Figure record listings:
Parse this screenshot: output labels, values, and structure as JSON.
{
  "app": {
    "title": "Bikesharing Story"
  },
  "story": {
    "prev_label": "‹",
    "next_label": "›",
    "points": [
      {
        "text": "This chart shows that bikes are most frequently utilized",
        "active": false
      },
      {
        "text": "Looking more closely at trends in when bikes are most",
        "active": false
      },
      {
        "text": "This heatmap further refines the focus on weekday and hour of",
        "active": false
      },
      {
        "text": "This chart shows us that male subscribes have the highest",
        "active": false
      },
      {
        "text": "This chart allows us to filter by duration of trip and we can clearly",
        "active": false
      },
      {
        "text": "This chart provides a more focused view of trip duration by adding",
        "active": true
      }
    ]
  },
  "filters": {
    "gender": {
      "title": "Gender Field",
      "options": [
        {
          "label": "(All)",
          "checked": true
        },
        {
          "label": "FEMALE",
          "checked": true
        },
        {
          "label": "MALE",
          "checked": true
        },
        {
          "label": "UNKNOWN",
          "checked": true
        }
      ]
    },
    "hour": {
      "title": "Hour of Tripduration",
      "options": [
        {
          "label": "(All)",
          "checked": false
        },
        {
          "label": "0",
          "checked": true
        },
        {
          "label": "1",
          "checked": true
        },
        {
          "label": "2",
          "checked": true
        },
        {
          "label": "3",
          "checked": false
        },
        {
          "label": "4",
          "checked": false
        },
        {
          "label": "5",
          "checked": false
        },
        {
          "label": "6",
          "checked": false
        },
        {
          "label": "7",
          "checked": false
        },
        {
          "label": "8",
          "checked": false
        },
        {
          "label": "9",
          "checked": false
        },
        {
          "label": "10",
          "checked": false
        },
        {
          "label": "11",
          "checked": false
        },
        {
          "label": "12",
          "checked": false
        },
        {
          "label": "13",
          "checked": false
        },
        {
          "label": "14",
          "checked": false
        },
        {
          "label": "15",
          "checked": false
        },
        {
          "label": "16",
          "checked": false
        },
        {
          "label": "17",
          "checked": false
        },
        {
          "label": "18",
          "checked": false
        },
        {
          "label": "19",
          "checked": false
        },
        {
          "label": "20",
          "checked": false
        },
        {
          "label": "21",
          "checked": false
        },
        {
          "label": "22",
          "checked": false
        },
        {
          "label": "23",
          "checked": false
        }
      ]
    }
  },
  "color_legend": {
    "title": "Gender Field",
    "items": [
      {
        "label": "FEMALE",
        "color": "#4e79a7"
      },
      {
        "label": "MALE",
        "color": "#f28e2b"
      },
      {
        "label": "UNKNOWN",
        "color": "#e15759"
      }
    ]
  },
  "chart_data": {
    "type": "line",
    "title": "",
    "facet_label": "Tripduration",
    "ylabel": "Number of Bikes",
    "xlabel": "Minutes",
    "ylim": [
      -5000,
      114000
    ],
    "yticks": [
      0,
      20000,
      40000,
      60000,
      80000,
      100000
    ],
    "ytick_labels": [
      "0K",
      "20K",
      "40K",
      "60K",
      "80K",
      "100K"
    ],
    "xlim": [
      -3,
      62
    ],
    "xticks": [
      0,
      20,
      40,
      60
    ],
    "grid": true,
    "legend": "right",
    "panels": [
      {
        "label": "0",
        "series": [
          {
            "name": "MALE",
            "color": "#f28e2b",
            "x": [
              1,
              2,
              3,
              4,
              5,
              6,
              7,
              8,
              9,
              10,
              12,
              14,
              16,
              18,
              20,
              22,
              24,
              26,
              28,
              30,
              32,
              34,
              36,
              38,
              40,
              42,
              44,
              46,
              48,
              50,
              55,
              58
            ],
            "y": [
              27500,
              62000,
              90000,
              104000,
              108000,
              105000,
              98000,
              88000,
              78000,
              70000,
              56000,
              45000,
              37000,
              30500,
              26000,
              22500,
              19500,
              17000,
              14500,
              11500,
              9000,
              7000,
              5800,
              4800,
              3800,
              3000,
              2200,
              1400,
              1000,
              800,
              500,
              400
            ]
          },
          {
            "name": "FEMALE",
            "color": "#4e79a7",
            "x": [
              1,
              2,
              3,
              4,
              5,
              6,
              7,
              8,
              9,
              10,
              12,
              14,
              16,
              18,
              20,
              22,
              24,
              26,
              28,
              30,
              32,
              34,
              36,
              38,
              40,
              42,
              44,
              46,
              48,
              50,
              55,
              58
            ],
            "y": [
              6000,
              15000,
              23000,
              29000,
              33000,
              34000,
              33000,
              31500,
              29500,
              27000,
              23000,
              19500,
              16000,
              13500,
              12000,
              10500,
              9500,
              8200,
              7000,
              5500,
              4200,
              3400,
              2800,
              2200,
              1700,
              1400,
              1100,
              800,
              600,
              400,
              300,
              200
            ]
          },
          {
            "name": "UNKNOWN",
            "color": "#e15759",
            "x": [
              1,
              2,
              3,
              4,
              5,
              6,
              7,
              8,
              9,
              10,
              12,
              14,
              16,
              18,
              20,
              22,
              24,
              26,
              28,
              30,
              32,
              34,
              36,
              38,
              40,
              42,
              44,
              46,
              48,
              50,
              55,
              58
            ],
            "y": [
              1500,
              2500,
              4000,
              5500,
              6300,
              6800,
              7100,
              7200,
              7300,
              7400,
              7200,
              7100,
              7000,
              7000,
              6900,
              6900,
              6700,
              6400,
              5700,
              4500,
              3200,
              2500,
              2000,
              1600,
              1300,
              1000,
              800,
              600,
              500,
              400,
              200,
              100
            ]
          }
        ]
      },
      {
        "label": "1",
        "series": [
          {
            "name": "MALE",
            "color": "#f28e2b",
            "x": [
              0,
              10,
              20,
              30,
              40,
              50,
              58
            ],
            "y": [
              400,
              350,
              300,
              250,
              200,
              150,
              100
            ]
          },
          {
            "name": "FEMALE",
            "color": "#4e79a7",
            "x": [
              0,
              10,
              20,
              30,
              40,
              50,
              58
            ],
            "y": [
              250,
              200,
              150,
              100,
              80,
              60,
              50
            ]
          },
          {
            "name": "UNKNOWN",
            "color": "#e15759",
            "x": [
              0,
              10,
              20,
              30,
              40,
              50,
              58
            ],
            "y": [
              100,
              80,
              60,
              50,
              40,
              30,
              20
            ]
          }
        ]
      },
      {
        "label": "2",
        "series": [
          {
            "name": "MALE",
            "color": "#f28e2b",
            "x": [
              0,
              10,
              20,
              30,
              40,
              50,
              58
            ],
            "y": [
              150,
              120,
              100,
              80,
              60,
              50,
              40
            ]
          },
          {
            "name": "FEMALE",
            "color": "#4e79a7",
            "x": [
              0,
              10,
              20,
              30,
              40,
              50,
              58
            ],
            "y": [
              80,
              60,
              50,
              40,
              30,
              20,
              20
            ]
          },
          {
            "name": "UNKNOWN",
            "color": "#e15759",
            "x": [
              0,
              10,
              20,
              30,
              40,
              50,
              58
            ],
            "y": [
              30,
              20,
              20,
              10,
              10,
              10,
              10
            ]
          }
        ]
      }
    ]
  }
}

PROBLEM
Exactly reproduce all of the entries.

WRITTEN ANSWER
Parse this screenshot: output labels, values, and structure as JSON.
{
  "app": {
    "title": "Bikesharing Story"
  },
  "story": {
    "prev_label": "‹",
    "next_label": "›",
    "points": [
      {
        "text": "This chart shows that bikes are most frequently utilized",
        "active": false
      },
      {
        "text": "Looking more closely at trends in when bikes are most",
        "active": false
      },
      {
        "text": "This heatmap further refines the focus on weekday and hour of",
        "active": false
      },
      {
        "text": "This chart shows us that male subscribes have the highest",
        "active": false
      },
      {
        "text": "This chart allows us to filter by duration of trip and we can clearly",
        "active": false
      },
      {
        "text": "This chart provides a more focused view of trip duration by adding",
        "active": true
      }
    ]
  },
  "filters": {
    "gender": {
      "title": "Gender Field",
      "options": [
        {
          "label": "(All)",
          "checked": true
        },
        {
          "label": "FEMALE",
          "checked": true
        },
        {
          "label": "MALE",
          "checked": true
        },
        {
          "label": "UNKNOWN",
          "checked": true
        }
      ]
    },
    "hour": {
      "title": "Hour of Tripduration",
      "options": [
        {
          "label": "(All)",
          "checked": false
        },
        {
          "label": "0",
          "checked": true
        },
        {
          "label": "1",
          "checked": true
        },
        {
          "label": "2",
          "checked": true
        },
        {
          "label": "3",
          "checked": false
        },
        {
          "label": "4",
          "checked": false
        },
        {
          "label": "5",
          "checked": false
        },
        {
          "label": "6",
          "checked": false
        },
        {
          "label": "7",
          "checked": false
        },
        {
          "label": "8",
          "checked": false
        },
        {
          "label": "9",
          "checked": false
        },
        {
          "label": "10",
          "checked": false
        },
        {
          "label": "11",
          "checked": false
        },
        {
          "label": "12",
          "checked": false
        },
        {
          "label": "13",
          "checked": false
        },
        {
          "label": "14",
          "checked": false
        },
        {
          "label": "15",
          "checked": false
        },
        {
          "label": "16",
          "checked": false
        },
        {
          "label": "17",
          "checked": false
        },
        {
          "label": "18",
          "checked": false
        },
        {
          "label": "19",
          "checked": false
        },
        {
          "label": "20",
          "checked": false
        },
        {
          "label": "21",
          "checked": false
        },
        {
          "label": "22",
          "checked": false
        },
        {
          "label": "23",
          "checked": false
        }
      ]
    }
  },
  "color_legend": {
    "title": "Gender Field",
    "items": [
      {
        "label": "FEMALE",
        "color": "#4e79a7"
      },
      {
        "label": "MALE",
        "color": "#f28e2b"
      },
      {
        "label": "UNKNOWN",
        "color": "#e15759"
      }
    ]
  },
  "chart_data": {
    "type": "line",
    "title": "",
    "facet_label": "Tripduration",
    "ylabel": "Number of Bikes",
    "xlabel": "Minutes",
    "ylim": [
      -5000,
      114000
    ],
    "yticks": [
      0,
      20000,
      40000,
      60000,
      80000,
      100000
    ],
    "ytick_labels": [
      "0K",
      "20K",
      "40K",
      "60K",
      "80K",
      "100K"
    ],
    "xlim": [
      -3,
      62
    ],
    "xticks": [
      0,
      20,
      40,
      60
    ],
    "grid": true,
    "legend": "right",
    "panels": [
      {
        "label": "0",
        "series": [
          {
            "name": "MALE",
            "color": "#f28e2b",
            "x": [
              1,
              2,
              3,
              4,
              5,
              6,
              7,
              8,
              9,
              10,
              12,
              14,
              16,
              18,
              20,
              22,
              24,
              26,
              28,
              30,
              32,
              34,
              36,
              38,
              40,
              42,
              44,
              46,
              48,
              50,
              55,
              58
            ],
            "y": [
              27500,
              62000,
              90000,
              104000,
              108000,
              105000,
              98000,
              88000,
              78000,
              70000,
              56000,
              45000,
              37000,
              30500,
              26000,
              22500,
              19500,
              17000,
              14500,
              11500,
              9000,
              7000,
              5800,
              4800,
              3800,
              3000,
              2200,
              1400,
              1000,
              800,
              500,
              400
            ]
          },
          {
            "name": "FEMALE",
            "color": "#4e79a7",
            "x": [
              1,
              2,
              3,
              4,
              5,
              6,
              7,
              8,
              9,
              10,
              12,
              14,
              16,
              18,
              20,
              22,
              24,
              26,
              28,
              30,
              32,
              34,
              36,
              38,
              40,
              42,
              44,
              46,
              48,
              50,
              55,
              58
            ],
            "y": [
              6000,
              15000,
              23000,
              29000,
              33000,
              34000,
              33000,
              31500,
              29500,
              27000,
              23000,
              19500,
              16000,
              13500,
              12000,
              10500,
              9500,
              8200,
              7000,
              5500,
              4200,
              3400,
              2800,
              2200,
              1700,
              1400,
              1100,
              800,
              600,
              400,
              300,
              200
            ]
          },
          {
            "name": "UNKNOWN",
            "color": "#e15759",
            "x": [
              1,
              2,
              3,
              4,
              5,
              6,
              7,
              8,
              9,
              10,
              12,
              14,
              16,
              18,
              20,
              22,
              24,
              26,
              28,
              30,
              32,
              34,
              36,
              38,
              40,
              42,
              44,
              46,
              48,
              50,
              55,
              58
            ],
            "y": [
              1500,
              2500,
              4000,
              5500,
              6300,
              6800,
              7100,
              7200,
              7300,
              7400,
              7200,
              7100,
              7000,
              7000,
              6900,
              6900,
              6700,
              6400,
              5700,
              4500,
              3200,
              2500,
              2000,
              1600,
              1300,
              1000,
              800,
              600,
              500,
              400,
              200,
              100
            ]
          }
        ]
      },
      {
        "label": "1",
        "series": [
          {
            "name": "MALE",
            "color": "#f28e2b",
            "x": [
              0,
              10,
              20,
              30,
              40,
              50,
              58
            ],
            "y": [
              400,
              350,
              300,
              250,
              200,
              150,
              100
            ]
          },
          {
            "name": "FEMALE",
            "color": "#4e79a7",
            "x": [
              0,
              10,
              20,
              30,
              40,
              50,
              58
            ],
            "y": [
              250,
              200,
              150,
              100,
              80,
              60,
              50
            ]
          },
          {
            "name": "UNKNOWN",
            "color": "#e15759",
            "x": [
              0,
              10,
              20,
              30,
              40,
              50,
              58
            ],
            "y": [
              100,
              80,
              60,
              50,
              40,
              30,
              20
            ]
          }
        ]
      },
      {
        "label": "2",
        "series": [
          {
            "name": "MALE",
            "color": "#f28e2b",
            "x": [
              0,
              10,
              20,
              30,
              40,
              50,
              58
            ],
            "y": [
              150,
              120,
              100,
              80,
              60,
              50,
              40
            ]
          },
          {
            "name": "FEMALE",
            "color": "#4e79a7",
            "x": [
              0,
              10,
              20,
              30,
              40,
              50,
              58
            ],
            "y": [
              80,
              60,
              50,
              40,
              30,
              20,
              20
            ]
          },
          {
            "name": "UNKNOWN",
            "color": "#e15759",
            "x": [
              0,
              10,
              20,
              30,
              40,
              50,
              58
            ],
            "y": [
              30,
              20,
              20,
              10,
              10,
              10,
              10
            ]
          }
        ]
      }
    ]
  }
}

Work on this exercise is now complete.